● **Brano di testo**:
A Montescaglioso si tiene la processione dei Misteri, che dura dall’imbrunire a notte fonda. La statua della Madonna Addolorata viene prelevata dalla chiesa di San Rocco dal corteo, del quale fanno parte le quattro confraternite del paese: Confraternita della Morte e Purgatorio, Confraternita della Addolorata, Confraternita del SS. Sacramento e Confraternita di Maria SS. del Carmine. È l’Addolorata ad entrare nelle chiese dalle quali vengono prelevate le altre statue dei Misteri, raffiguranti Cristo legato alla colonna, soccorso dalla Veronica, incoronato re, crocifisso, disteso morto e tra le braccia di Maria. La processione attraversa le vie del paese con un tipico passo “dondolante” e molto ricorda i riti della Passione della Spagna meridionale, dai quali probabilmente deriva per influenza aragonese. L’ingresso delle statue lignee nella Chiesa Madre e nella chiesa di Santa Lucia è accompagnato dalle “cantilene”, canti in cui la Madre piange la perdita del Figlio. Si ipotizza che siano state composte dalle monache del Convento delle Benedettine, che, nella più stretta clausura, avrebbero elaborato nel corso dei secoli un complesso rituale devozionale. Dal Giovedì Santo tutte le campane tacciono e durante la processione del Venerdì Santo risuona solo il sordo rumoreggiare della troccola, a cadenzare il passo del lungo corteo. I membri delle confraternite vestono l’abito tradizionale e coprono il volto con il cappuccio a punta, mentre i portatori della croce e delle lampade, chiamati “mamun”, cingono anche una corona di spine. La processione si conclude con il rientro delle statue nelle rispettive chiese.

● **Dati forniti**:
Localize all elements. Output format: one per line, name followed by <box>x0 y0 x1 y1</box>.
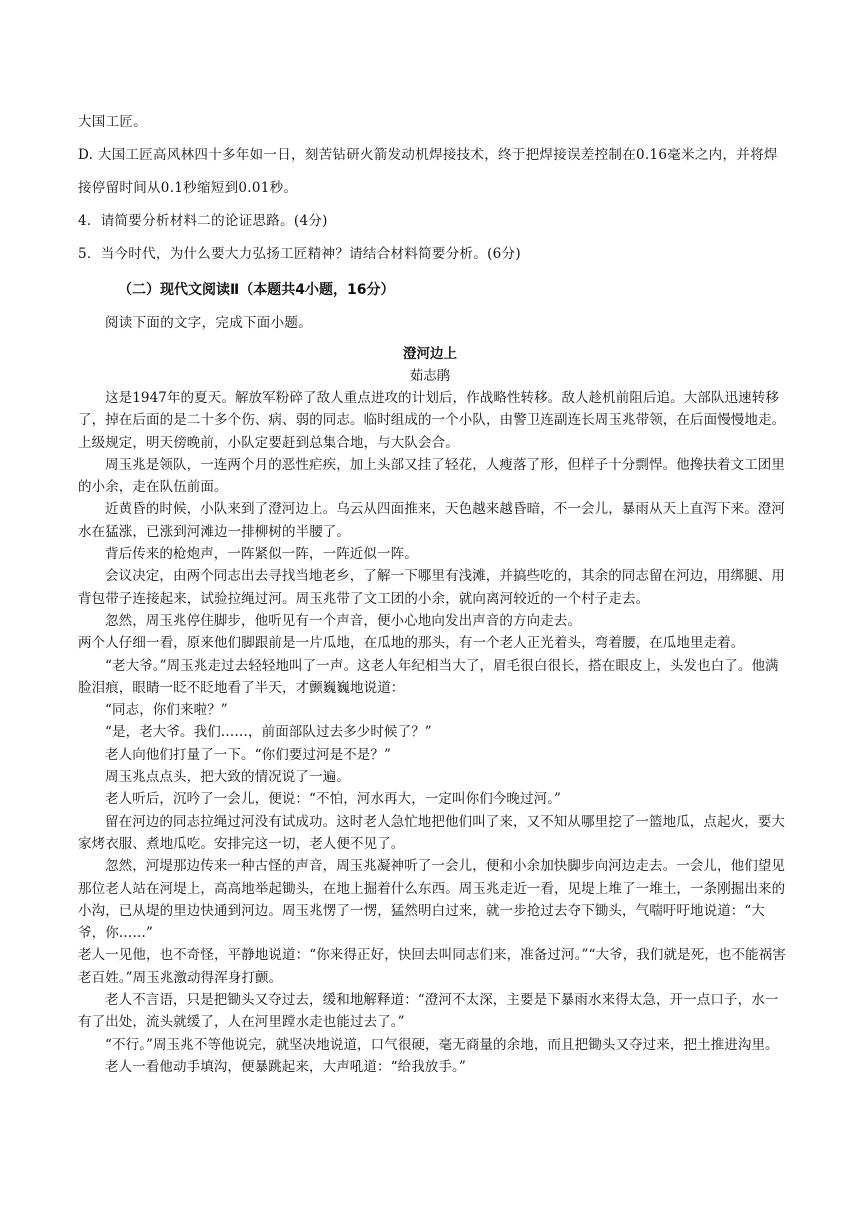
* * *
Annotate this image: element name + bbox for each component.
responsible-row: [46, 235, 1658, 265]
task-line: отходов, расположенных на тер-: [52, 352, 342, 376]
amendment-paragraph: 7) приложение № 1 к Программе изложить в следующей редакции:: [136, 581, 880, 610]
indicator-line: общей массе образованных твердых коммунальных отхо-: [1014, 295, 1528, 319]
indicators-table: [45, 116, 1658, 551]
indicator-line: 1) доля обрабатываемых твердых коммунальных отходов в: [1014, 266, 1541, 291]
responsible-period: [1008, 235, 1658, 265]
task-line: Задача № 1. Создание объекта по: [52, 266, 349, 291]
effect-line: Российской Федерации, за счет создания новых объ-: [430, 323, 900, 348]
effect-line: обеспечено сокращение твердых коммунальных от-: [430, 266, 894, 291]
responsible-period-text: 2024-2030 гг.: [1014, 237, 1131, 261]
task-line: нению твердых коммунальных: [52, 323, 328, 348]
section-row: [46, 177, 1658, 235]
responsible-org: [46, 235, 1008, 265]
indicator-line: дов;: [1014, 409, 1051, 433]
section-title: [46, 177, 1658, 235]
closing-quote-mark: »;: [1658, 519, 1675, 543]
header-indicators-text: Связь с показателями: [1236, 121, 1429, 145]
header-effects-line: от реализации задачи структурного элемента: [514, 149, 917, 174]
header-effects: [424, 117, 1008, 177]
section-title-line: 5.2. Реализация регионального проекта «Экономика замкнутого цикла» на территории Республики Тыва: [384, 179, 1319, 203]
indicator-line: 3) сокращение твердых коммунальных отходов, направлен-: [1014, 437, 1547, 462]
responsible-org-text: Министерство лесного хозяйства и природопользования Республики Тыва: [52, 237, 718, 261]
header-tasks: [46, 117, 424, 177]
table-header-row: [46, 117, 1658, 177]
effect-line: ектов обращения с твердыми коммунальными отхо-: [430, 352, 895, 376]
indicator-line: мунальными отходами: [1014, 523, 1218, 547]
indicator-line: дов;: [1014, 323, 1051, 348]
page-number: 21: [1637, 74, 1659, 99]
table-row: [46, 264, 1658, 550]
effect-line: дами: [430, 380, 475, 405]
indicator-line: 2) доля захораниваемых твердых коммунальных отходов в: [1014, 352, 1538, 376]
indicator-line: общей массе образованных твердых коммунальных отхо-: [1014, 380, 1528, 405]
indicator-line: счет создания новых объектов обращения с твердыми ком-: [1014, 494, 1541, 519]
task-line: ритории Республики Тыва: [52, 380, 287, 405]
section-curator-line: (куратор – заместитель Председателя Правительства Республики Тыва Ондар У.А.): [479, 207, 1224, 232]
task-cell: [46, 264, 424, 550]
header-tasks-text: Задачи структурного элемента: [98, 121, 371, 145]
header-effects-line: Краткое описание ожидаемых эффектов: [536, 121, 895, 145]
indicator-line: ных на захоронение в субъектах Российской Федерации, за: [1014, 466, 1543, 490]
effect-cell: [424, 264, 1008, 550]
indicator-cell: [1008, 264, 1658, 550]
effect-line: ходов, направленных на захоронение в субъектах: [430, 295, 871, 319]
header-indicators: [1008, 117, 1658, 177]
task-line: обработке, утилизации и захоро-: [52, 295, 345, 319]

● **Obiettivo del compito**:
Per favore, riprendi il brano sulla processione dei Misteri di Montescaglioso e proseguilo dopo l'ultima frase. I dati non hanno alcun legame con il brano.

● **Risultato del compito**:
A Ferrandina i riti della Settimana Santa hanno il momento cruciale nella processione del Cristo morto. Il corteo parte il venerdì pomeriggio dalla chiesa di San Domenico, da cui escono la bara di cristallo del Cristo e la statua di Maria Maddalena. La processione è preceduta dai caratteristici “cirii”, costruzioni in legno poggiate su portantine a quattro braccia, che vengono sostenute da ragazze vestite con abiti identici. I “cirii” vengono commissionati da alcuni devoti del paese e trasportano immagini sacre adornate con candele, fiori e monili d’argento.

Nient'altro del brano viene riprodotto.